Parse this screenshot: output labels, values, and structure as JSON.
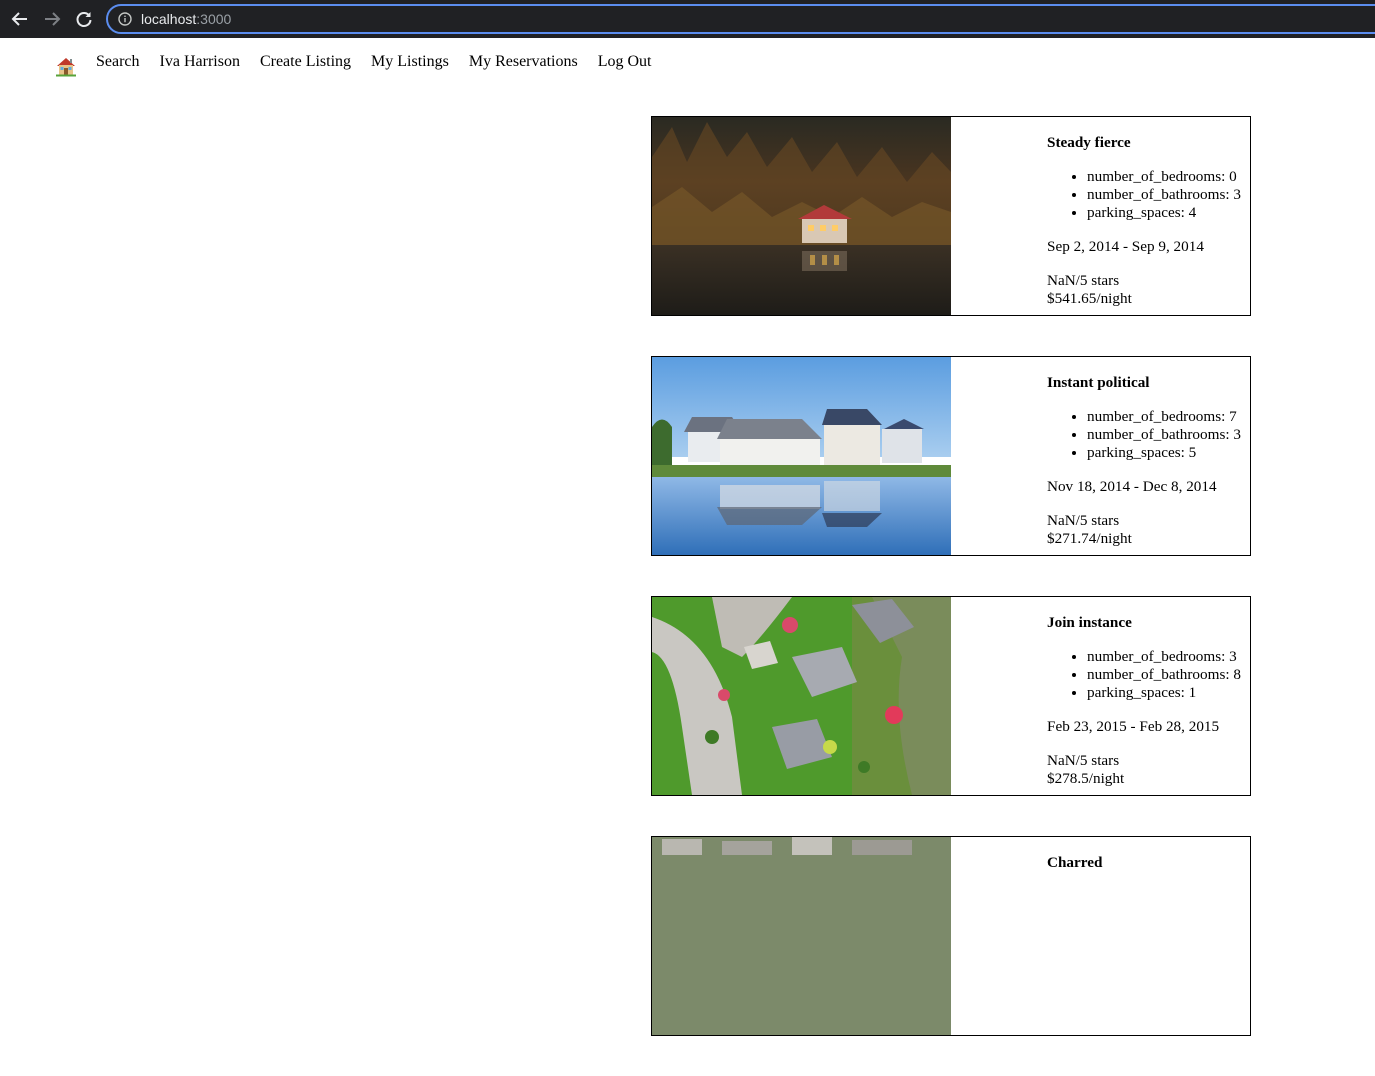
{
  "browser": {
    "url_host": "localhost",
    "url_port": ":3000"
  },
  "nav": {
    "home_icon": "house-emoji",
    "links": [
      {
        "label": "Search"
      },
      {
        "label": "Iva Harrison"
      },
      {
        "label": "Create Listing"
      },
      {
        "label": "My Listings"
      },
      {
        "label": "My Reservations"
      },
      {
        "label": "Log Out"
      }
    ]
  },
  "listings": [
    {
      "title": "Steady fierce",
      "features": [
        "number_of_bedrooms: 0",
        "number_of_bathrooms: 3",
        "parking_spaces: 4"
      ],
      "dates": "Sep 2, 2014 - Sep 9, 2014",
      "rating": "NaN/5 stars",
      "price": "$541.65/night"
    },
    {
      "title": "Instant political",
      "features": [
        "number_of_bedrooms: 7",
        "number_of_bathrooms: 3",
        "parking_spaces: 5"
      ],
      "dates": "Nov 18, 2014 - Dec 8, 2014",
      "rating": "NaN/5 stars",
      "price": "$271.74/night"
    },
    {
      "title": "Join instance",
      "features": [
        "number_of_bedrooms: 3",
        "number_of_bathrooms: 8",
        "parking_spaces: 1"
      ],
      "dates": "Feb 23, 2015 - Feb 28, 2015",
      "rating": "NaN/5 stars",
      "price": "$278.5/night"
    },
    {
      "title": "Charred"
    }
  ]
}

• Problem to work on
Each entry gets copied exactly; the pictures stay out.

• Expected answer
Parse this screenshot: output labels, values, and structure as JSON.
{
  "browser": {
    "url_host": "localhost",
    "url_port": ":3000"
  },
  "nav": {
    "home_icon": "house-emoji",
    "links": [
      {
        "label": "Search"
      },
      {
        "label": "Iva Harrison"
      },
      {
        "label": "Create Listing"
      },
      {
        "label": "My Listings"
      },
      {
        "label": "My Reservations"
      },
      {
        "label": "Log Out"
      }
    ]
  },
  "listings": [
    {
      "title": "Steady fierce",
      "features": [
        "number_of_bedrooms: 0",
        "number_of_bathrooms: 3",
        "parking_spaces: 4"
      ],
      "dates": "Sep 2, 2014 - Sep 9, 2014",
      "rating": "NaN/5 stars",
      "price": "$541.65/night"
    },
    {
      "title": "Instant political",
      "features": [
        "number_of_bedrooms: 7",
        "number_of_bathrooms: 3",
        "parking_spaces: 5"
      ],
      "dates": "Nov 18, 2014 - Dec 8, 2014",
      "rating": "NaN/5 stars",
      "price": "$271.74/night"
    },
    {
      "title": "Join instance",
      "features": [
        "number_of_bedrooms: 3",
        "number_of_bathrooms: 8",
        "parking_spaces: 1"
      ],
      "dates": "Feb 23, 2015 - Feb 28, 2015",
      "rating": "NaN/5 stars",
      "price": "$278.5/night"
    },
    {
      "title": "Charred"
    }
  ]
}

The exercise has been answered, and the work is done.